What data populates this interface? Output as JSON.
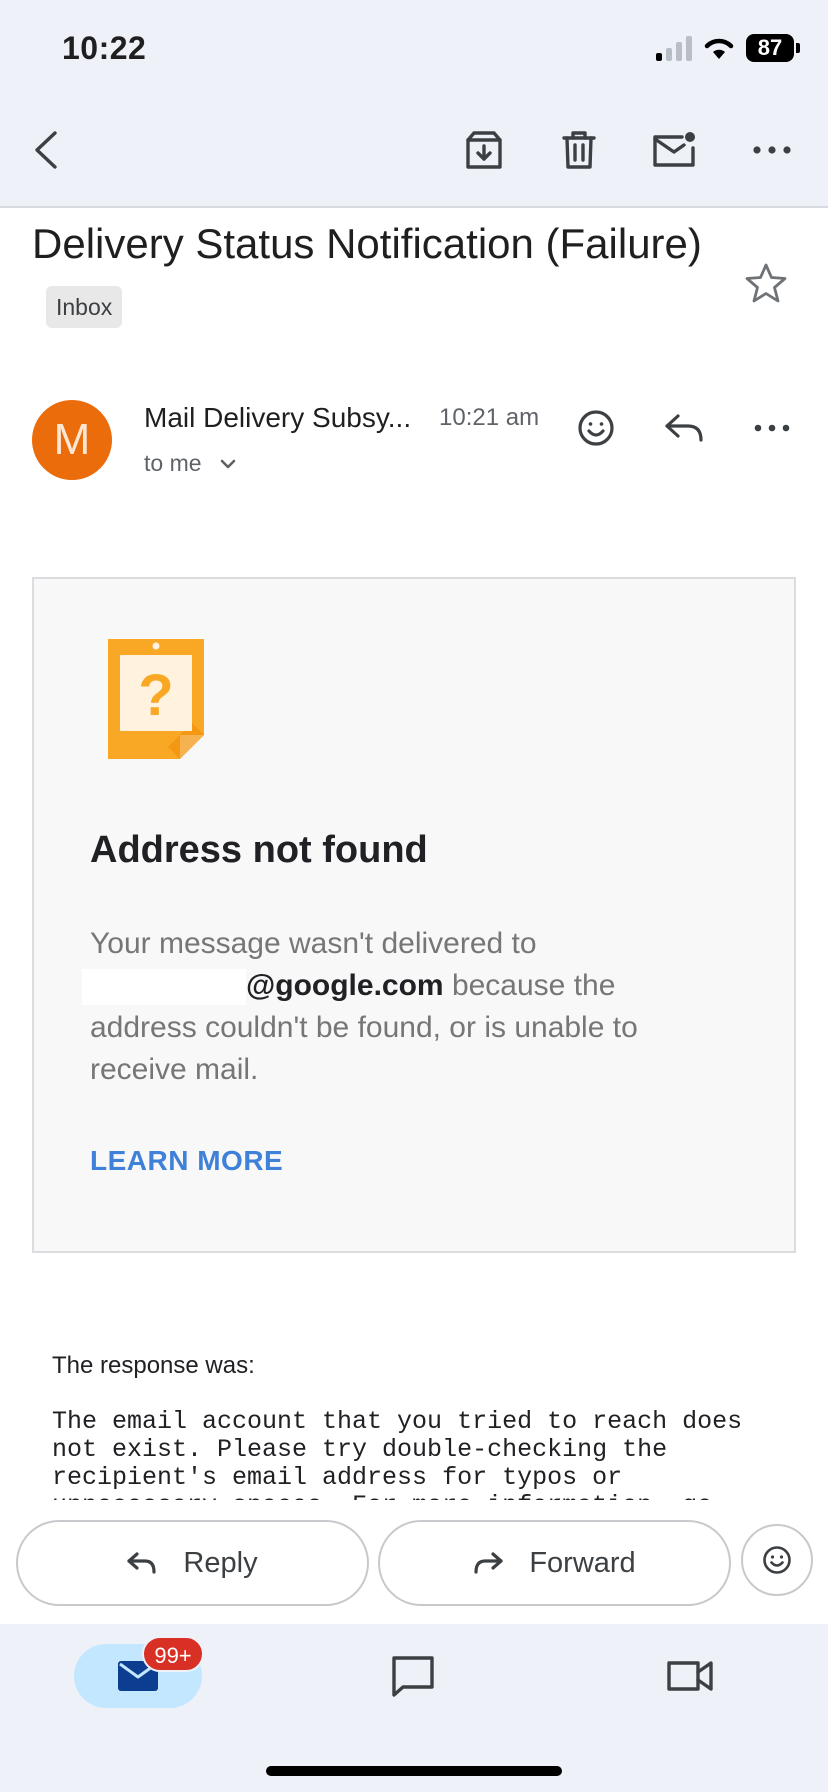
{
  "status_bar": {
    "time": "10:22",
    "battery": "87"
  },
  "toolbar": {
    "back_icon": "chevron-left-icon",
    "archive_icon": "archive-icon",
    "delete_icon": "trash-icon",
    "mark_unread_icon": "mark-unread-icon",
    "more_icon": "more-horizontal-icon"
  },
  "email": {
    "subject": "Delivery Status Notification (Failure)",
    "label": "Inbox",
    "sender_initial": "M",
    "sender_name": "Mail Delivery Subsy...",
    "time": "10:21 am",
    "recipient": "to me",
    "avatar_color": "#ea6c0b"
  },
  "card": {
    "title": "Address not found",
    "body_prefix": "Your message wasn't delivered to",
    "address_domain": "@google.com",
    "body_suffix": "because the address couldn't be found, or is unable to receive mail.",
    "link": "LEARN MORE",
    "link_color": "#3f80d8"
  },
  "response": {
    "label": "The response was:",
    "text": "The email account that you tried to reach does\nnot exist. Please try double-checking the\nrecipient's email address for typos or\nunnecessary spaces. For more information, go"
  },
  "actions": {
    "reply": "Reply",
    "forward": "Forward"
  },
  "bottom_nav": {
    "mail_badge": "99+",
    "badge_color": "#d93025"
  }
}
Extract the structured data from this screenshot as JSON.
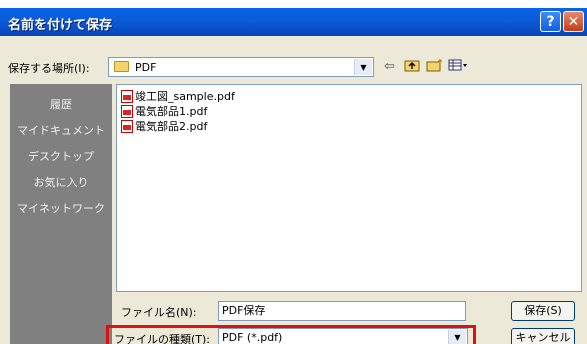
{
  "colors": {
    "titlebar": "#0b5ad8",
    "places_bar": "#808080",
    "highlight": "#e01010"
  },
  "dialog": {
    "title": "名前を付けて保存",
    "help_button": "?",
    "close_button": "✕"
  },
  "save_in": {
    "label": "保存する場所(I):",
    "value": "PDF",
    "toolbar_icons": [
      "back-icon",
      "up-folder-icon",
      "new-folder-icon",
      "view-menu-icon"
    ]
  },
  "places": [
    "履歴",
    "マイドキュメント",
    "デスクトップ",
    "お気に入り",
    "マイネットワーク"
  ],
  "files": [
    "竣工図_sample.pdf",
    "電気部品1.pdf",
    "電気部品2.pdf"
  ],
  "file_name": {
    "label": "ファイル名(N):",
    "value": "PDF保存"
  },
  "file_type": {
    "label": "ファイルの種類(T):",
    "value": "PDF (*.pdf)"
  },
  "buttons": {
    "save": "保存(S)",
    "cancel": "キャンセル"
  }
}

┄┄┄┄┄┄┄┄┄┄┄┄┄┄┄┄┄┄┄┄

* **THE TASK**:
Collect each line containing the string "label".

* **FINAL RESULT**:
    "label": "Inbox",
    "label": "The response was:",
    "label": "保存する場所(I):",
    "label": "ファイル名(N):",
    "label": "ファイルの種類(T):",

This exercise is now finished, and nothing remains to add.